To do:
Some lines of these records may hold the word "Warsztat"; state how many, using only the number.

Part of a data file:
● ● ● ● ●
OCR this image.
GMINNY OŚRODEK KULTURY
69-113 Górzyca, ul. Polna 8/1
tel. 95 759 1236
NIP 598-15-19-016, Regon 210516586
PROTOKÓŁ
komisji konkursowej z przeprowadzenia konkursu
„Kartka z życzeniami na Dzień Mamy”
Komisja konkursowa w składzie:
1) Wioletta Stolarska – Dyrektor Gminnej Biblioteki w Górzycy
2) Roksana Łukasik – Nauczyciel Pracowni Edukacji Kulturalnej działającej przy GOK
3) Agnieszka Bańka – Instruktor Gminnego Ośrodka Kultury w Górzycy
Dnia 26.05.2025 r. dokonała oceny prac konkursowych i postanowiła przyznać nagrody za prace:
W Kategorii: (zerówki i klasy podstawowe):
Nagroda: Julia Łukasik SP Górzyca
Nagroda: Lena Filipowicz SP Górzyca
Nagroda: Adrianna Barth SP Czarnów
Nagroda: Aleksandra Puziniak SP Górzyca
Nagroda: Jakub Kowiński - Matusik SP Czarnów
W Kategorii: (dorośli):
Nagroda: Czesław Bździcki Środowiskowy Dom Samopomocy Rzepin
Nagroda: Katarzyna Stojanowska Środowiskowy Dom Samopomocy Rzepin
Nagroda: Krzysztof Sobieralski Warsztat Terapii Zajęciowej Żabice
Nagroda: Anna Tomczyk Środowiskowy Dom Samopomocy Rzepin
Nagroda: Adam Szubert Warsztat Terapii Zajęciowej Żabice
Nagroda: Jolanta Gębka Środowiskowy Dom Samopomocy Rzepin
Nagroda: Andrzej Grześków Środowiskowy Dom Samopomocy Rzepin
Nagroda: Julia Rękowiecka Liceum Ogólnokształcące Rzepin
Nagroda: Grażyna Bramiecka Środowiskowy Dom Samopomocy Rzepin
● ● ● ● ●
Finished exercise:
2